### Task goal
Exact repetition of every entry is required.

### Data for processing

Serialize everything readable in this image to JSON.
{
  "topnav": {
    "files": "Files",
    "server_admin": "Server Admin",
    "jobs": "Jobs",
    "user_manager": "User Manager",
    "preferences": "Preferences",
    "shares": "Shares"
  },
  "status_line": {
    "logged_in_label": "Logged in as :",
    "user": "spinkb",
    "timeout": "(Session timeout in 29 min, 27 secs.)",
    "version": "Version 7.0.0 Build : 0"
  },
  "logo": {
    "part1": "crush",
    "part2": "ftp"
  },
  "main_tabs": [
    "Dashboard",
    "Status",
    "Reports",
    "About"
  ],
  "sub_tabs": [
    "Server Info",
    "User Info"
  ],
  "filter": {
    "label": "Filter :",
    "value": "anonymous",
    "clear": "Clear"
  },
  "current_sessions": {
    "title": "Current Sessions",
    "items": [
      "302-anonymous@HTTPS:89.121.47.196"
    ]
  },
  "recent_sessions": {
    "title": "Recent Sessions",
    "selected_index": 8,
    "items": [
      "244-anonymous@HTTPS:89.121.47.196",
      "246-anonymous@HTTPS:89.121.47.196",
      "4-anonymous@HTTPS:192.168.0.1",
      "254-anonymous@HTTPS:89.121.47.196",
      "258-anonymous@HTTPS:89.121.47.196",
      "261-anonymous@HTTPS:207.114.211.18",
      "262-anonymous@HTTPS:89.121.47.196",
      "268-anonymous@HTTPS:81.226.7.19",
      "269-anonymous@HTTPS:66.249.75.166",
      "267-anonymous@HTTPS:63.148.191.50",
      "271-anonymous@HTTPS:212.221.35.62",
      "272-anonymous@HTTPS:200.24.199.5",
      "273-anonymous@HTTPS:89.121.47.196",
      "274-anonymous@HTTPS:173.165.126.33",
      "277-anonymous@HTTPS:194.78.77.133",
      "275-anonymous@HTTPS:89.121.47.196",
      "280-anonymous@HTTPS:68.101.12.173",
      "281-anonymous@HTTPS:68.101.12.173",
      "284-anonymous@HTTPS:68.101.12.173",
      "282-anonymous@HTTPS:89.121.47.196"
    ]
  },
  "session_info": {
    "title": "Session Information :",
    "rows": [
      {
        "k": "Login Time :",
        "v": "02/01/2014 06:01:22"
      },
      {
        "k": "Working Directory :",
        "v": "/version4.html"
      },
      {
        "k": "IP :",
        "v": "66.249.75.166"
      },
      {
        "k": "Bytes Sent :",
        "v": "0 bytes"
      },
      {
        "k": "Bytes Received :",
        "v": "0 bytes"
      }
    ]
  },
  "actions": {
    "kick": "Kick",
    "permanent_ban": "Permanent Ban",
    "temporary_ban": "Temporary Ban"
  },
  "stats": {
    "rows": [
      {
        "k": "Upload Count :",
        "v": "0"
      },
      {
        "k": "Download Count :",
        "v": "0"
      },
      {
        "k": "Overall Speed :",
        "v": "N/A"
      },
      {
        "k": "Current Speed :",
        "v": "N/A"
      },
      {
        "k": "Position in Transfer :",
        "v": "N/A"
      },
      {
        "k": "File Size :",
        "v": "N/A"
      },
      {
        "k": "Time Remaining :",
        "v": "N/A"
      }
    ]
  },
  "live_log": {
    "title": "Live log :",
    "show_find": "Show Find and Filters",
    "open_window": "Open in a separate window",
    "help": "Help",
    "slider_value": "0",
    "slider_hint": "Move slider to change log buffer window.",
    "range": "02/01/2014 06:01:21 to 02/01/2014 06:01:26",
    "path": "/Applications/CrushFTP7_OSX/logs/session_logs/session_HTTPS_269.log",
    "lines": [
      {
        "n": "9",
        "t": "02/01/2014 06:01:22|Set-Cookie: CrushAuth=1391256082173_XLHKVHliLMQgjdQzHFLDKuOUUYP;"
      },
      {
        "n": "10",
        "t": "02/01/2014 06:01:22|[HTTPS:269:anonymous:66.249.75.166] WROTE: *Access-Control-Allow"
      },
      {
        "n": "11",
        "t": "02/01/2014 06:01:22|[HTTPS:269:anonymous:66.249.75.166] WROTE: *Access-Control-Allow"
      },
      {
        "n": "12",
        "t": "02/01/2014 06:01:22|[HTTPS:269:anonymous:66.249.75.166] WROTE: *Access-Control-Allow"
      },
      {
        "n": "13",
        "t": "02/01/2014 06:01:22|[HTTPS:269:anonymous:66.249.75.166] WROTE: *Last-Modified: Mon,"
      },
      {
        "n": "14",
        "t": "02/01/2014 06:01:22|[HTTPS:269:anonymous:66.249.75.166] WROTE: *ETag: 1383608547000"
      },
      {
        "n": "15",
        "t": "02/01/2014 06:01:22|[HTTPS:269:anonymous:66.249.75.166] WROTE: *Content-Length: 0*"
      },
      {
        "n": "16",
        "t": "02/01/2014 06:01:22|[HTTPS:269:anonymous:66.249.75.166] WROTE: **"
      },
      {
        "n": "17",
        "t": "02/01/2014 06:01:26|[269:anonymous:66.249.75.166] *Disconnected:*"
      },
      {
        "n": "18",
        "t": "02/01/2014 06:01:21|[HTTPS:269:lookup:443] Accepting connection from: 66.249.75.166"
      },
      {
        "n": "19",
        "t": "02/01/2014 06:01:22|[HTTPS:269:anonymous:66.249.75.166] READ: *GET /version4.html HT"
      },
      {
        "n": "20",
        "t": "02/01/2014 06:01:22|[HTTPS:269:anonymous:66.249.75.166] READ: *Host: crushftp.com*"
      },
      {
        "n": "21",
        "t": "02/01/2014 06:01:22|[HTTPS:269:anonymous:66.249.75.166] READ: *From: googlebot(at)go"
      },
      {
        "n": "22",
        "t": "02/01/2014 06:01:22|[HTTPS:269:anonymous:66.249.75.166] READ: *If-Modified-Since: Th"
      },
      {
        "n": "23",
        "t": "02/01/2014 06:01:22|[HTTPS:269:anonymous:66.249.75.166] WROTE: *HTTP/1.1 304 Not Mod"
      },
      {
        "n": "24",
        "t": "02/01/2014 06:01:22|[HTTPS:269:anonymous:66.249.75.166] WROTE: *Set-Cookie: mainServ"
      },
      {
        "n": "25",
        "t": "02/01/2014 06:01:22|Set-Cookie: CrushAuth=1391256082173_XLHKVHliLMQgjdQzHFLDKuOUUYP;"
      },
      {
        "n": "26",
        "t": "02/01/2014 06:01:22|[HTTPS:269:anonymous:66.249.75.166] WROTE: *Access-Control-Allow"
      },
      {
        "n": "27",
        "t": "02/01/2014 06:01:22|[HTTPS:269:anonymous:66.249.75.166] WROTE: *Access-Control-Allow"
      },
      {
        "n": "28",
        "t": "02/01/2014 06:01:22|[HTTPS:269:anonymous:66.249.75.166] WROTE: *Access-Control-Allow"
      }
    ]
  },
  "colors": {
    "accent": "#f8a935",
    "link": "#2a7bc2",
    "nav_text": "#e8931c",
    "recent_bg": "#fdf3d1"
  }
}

### Complete response
Serialize everything readable in this image to JSON.
{
  "topnav": {
    "files": "Files",
    "server_admin": "Server Admin",
    "jobs": "Jobs",
    "user_manager": "User Manager",
    "preferences": "Preferences",
    "shares": "Shares"
  },
  "status_line": {
    "logged_in_label": "Logged in as :",
    "user": "spinkb",
    "timeout": "(Session timeout in 29 min, 27 secs.)",
    "version": "Version 7.0.0 Build : 0"
  },
  "logo": {
    "part1": "crush",
    "part2": "ftp"
  },
  "main_tabs": [
    "Dashboard",
    "Status",
    "Reports",
    "About"
  ],
  "sub_tabs": [
    "Server Info",
    "User Info"
  ],
  "filter": {
    "label": "Filter :",
    "value": "anonymous",
    "clear": "Clear"
  },
  "current_sessions": {
    "title": "Current Sessions",
    "items": [
      "302-anonymous@HTTPS:89.121.47.196"
    ]
  },
  "recent_sessions": {
    "title": "Recent Sessions",
    "selected_index": 8,
    "items": [
      "244-anonymous@HTTPS:89.121.47.196",
      "246-anonymous@HTTPS:89.121.47.196",
      "4-anonymous@HTTPS:192.168.0.1",
      "254-anonymous@HTTPS:89.121.47.196",
      "258-anonymous@HTTPS:89.121.47.196",
      "261-anonymous@HTTPS:207.114.211.18",
      "262-anonymous@HTTPS:89.121.47.196",
      "268-anonymous@HTTPS:81.226.7.19",
      "269-anonymous@HTTPS:66.249.75.166",
      "267-anonymous@HTTPS:63.148.191.50",
      "271-anonymous@HTTPS:212.221.35.62",
      "272-anonymous@HTTPS:200.24.199.5",
      "273-anonymous@HTTPS:89.121.47.196",
      "274-anonymous@HTTPS:173.165.126.33",
      "277-anonymous@HTTPS:194.78.77.133",
      "275-anonymous@HTTPS:89.121.47.196",
      "280-anonymous@HTTPS:68.101.12.173",
      "281-anonymous@HTTPS:68.101.12.173",
      "284-anonymous@HTTPS:68.101.12.173",
      "282-anonymous@HTTPS:89.121.47.196"
    ]
  },
  "session_info": {
    "title": "Session Information :",
    "rows": [
      {
        "k": "Login Time :",
        "v": "02/01/2014 06:01:22"
      },
      {
        "k": "Working Directory :",
        "v": "/version4.html"
      },
      {
        "k": "IP :",
        "v": "66.249.75.166"
      },
      {
        "k": "Bytes Sent :",
        "v": "0 bytes"
      },
      {
        "k": "Bytes Received :",
        "v": "0 bytes"
      }
    ]
  },
  "actions": {
    "kick": "Kick",
    "permanent_ban": "Permanent Ban",
    "temporary_ban": "Temporary Ban"
  },
  "stats": {
    "rows": [
      {
        "k": "Upload Count :",
        "v": "0"
      },
      {
        "k": "Download Count :",
        "v": "0"
      },
      {
        "k": "Overall Speed :",
        "v": "N/A"
      },
      {
        "k": "Current Speed :",
        "v": "N/A"
      },
      {
        "k": "Position in Transfer :",
        "v": "N/A"
      },
      {
        "k": "File Size :",
        "v": "N/A"
      },
      {
        "k": "Time Remaining :",
        "v": "N/A"
      }
    ]
  },
  "live_log": {
    "title": "Live log :",
    "show_find": "Show Find and Filters",
    "open_window": "Open in a separate window",
    "help": "Help",
    "slider_value": "0",
    "slider_hint": "Move slider to change log buffer window.",
    "range": "02/01/2014 06:01:21 to 02/01/2014 06:01:26",
    "path": "/Applications/CrushFTP7_OSX/logs/session_logs/session_HTTPS_269.log",
    "lines": [
      {
        "n": "9",
        "t": "02/01/2014 06:01:22|Set-Cookie: CrushAuth=1391256082173_XLHKVHliLMQgjdQzHFLDKuOUUYP;"
      },
      {
        "n": "10",
        "t": "02/01/2014 06:01:22|[HTTPS:269:anonymous:66.249.75.166] WROTE: *Access-Control-Allow"
      },
      {
        "n": "11",
        "t": "02/01/2014 06:01:22|[HTTPS:269:anonymous:66.249.75.166] WROTE: *Access-Control-Allow"
      },
      {
        "n": "12",
        "t": "02/01/2014 06:01:22|[HTTPS:269:anonymous:66.249.75.166] WROTE: *Access-Control-Allow"
      },
      {
        "n": "13",
        "t": "02/01/2014 06:01:22|[HTTPS:269:anonymous:66.249.75.166] WROTE: *Last-Modified: Mon,"
      },
      {
        "n": "14",
        "t": "02/01/2014 06:01:22|[HTTPS:269:anonymous:66.249.75.166] WROTE: *ETag: 1383608547000"
      },
      {
        "n": "15",
        "t": "02/01/2014 06:01:22|[HTTPS:269:anonymous:66.249.75.166] WROTE: *Content-Length: 0*"
      },
      {
        "n": "16",
        "t": "02/01/2014 06:01:22|[HTTPS:269:anonymous:66.249.75.166] WROTE: **"
      },
      {
        "n": "17",
        "t": "02/01/2014 06:01:26|[269:anonymous:66.249.75.166] *Disconnected:*"
      },
      {
        "n": "18",
        "t": "02/01/2014 06:01:21|[HTTPS:269:lookup:443] Accepting connection from: 66.249.75.166"
      },
      {
        "n": "19",
        "t": "02/01/2014 06:01:22|[HTTPS:269:anonymous:66.249.75.166] READ: *GET /version4.html HT"
      },
      {
        "n": "20",
        "t": "02/01/2014 06:01:22|[HTTPS:269:anonymous:66.249.75.166] READ: *Host: crushftp.com*"
      },
      {
        "n": "21",
        "t": "02/01/2014 06:01:22|[HTTPS:269:anonymous:66.249.75.166] READ: *From: googlebot(at)go"
      },
      {
        "n": "22",
        "t": "02/01/2014 06:01:22|[HTTPS:269:anonymous:66.249.75.166] READ: *If-Modified-Since: Th"
      },
      {
        "n": "23",
        "t": "02/01/2014 06:01:22|[HTTPS:269:anonymous:66.249.75.166] WROTE: *HTTP/1.1 304 Not Mod"
      },
      {
        "n": "24",
        "t": "02/01/2014 06:01:22|[HTTPS:269:anonymous:66.249.75.166] WROTE: *Set-Cookie: mainServ"
      },
      {
        "n": "25",
        "t": "02/01/2014 06:01:22|Set-Cookie: CrushAuth=1391256082173_XLHKVHliLMQgjdQzHFLDKuOUUYP;"
      },
      {
        "n": "26",
        "t": "02/01/2014 06:01:22|[HTTPS:269:anonymous:66.249.75.166] WROTE: *Access-Control-Allow"
      },
      {
        "n": "27",
        "t": "02/01/2014 06:01:22|[HTTPS:269:anonymous:66.249.75.166] WROTE: *Access-Control-Allow"
      },
      {
        "n": "28",
        "t": "02/01/2014 06:01:22|[HTTPS:269:anonymous:66.249.75.166] WROTE: *Access-Control-Allow"
      }
    ]
  },
  "colors": {
    "accent": "#f8a935",
    "link": "#2a7bc2",
    "nav_text": "#e8931c",
    "recent_bg": "#fdf3d1"
  }
}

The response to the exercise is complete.